### [Task to carry out]
Go through the entries below and pick out every line with "photo".

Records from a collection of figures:
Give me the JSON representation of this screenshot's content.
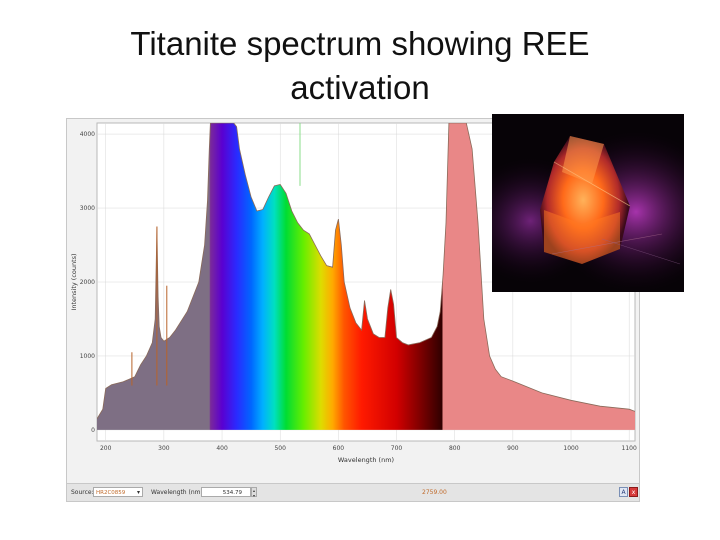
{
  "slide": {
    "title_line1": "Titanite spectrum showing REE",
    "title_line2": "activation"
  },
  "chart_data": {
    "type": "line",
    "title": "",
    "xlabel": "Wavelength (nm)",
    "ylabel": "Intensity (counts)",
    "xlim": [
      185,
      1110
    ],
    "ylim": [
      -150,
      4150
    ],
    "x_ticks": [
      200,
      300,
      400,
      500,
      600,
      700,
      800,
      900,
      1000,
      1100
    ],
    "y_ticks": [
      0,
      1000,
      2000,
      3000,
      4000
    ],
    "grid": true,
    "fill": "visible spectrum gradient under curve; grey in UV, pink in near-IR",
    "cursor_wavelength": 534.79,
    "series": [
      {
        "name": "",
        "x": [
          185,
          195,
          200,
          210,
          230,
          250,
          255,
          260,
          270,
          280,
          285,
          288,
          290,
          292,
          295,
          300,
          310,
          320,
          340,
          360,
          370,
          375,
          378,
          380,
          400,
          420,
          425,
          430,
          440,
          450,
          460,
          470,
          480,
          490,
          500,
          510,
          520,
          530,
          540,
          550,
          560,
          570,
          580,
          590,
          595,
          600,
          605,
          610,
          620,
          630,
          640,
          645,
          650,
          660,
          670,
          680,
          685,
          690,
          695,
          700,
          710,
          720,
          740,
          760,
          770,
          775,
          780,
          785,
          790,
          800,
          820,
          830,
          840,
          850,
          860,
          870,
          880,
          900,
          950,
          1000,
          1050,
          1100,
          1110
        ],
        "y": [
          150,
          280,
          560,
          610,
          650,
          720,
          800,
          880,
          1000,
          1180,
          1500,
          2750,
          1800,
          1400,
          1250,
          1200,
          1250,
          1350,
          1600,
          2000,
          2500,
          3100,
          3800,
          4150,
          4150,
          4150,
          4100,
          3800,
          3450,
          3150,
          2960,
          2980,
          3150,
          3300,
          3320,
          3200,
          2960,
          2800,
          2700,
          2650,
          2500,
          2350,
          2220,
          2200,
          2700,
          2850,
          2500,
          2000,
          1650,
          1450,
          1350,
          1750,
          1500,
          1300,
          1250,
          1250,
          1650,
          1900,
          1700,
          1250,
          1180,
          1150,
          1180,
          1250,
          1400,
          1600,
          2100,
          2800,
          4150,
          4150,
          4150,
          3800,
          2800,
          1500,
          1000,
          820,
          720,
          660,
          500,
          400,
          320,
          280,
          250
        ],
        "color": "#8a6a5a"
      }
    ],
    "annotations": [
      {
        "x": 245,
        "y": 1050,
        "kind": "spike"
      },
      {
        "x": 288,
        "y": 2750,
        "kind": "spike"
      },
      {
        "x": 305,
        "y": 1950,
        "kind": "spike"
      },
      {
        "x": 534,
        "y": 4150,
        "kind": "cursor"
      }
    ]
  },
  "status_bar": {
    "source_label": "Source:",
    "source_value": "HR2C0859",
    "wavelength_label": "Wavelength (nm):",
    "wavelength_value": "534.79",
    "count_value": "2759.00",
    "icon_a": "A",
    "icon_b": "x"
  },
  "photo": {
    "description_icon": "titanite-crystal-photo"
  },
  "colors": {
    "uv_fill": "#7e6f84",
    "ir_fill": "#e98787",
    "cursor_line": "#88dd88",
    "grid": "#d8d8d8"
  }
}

* * *

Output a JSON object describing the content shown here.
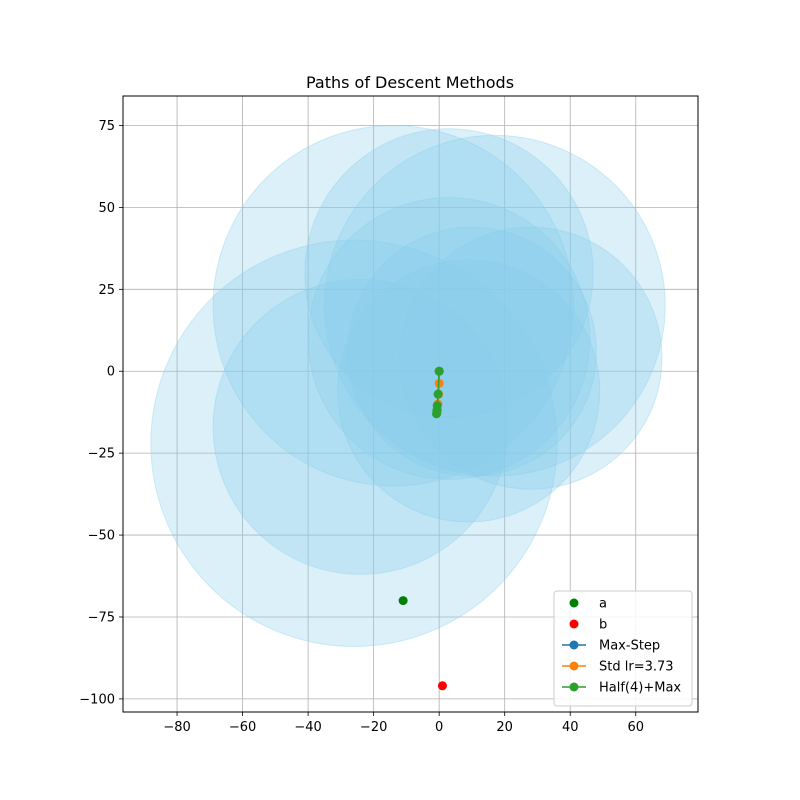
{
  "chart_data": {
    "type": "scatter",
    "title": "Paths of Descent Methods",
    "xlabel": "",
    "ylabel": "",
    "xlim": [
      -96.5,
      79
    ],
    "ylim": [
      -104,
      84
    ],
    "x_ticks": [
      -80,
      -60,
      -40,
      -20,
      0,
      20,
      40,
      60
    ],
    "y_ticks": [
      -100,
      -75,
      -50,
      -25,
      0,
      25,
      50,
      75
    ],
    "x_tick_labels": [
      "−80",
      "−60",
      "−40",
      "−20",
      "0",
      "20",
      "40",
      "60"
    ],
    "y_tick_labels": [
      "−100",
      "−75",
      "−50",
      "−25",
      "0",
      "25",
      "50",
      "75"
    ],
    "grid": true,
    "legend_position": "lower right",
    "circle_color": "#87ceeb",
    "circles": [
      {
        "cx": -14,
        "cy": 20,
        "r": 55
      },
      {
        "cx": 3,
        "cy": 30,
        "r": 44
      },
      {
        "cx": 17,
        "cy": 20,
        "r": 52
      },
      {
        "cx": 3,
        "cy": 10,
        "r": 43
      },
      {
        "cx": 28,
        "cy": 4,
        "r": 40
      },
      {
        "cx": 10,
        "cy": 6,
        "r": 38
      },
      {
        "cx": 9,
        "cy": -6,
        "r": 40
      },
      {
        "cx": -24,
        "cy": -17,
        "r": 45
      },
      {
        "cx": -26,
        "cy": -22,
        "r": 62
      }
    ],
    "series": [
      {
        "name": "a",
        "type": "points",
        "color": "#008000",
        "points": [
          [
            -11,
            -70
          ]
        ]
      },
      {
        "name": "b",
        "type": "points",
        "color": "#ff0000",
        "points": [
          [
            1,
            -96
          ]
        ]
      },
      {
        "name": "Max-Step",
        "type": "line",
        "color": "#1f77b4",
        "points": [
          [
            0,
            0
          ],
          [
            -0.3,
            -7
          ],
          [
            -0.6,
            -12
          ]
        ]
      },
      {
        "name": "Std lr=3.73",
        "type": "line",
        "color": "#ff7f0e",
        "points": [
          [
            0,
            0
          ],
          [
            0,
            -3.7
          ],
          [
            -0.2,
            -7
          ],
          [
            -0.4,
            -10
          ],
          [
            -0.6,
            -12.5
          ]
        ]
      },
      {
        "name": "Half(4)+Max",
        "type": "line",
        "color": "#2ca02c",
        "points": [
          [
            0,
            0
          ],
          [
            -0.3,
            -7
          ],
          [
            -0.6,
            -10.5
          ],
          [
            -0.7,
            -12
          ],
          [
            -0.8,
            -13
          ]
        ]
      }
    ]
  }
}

### [Written reply]
  "photo": {
    "description_icon": "titanite-crystal-photo"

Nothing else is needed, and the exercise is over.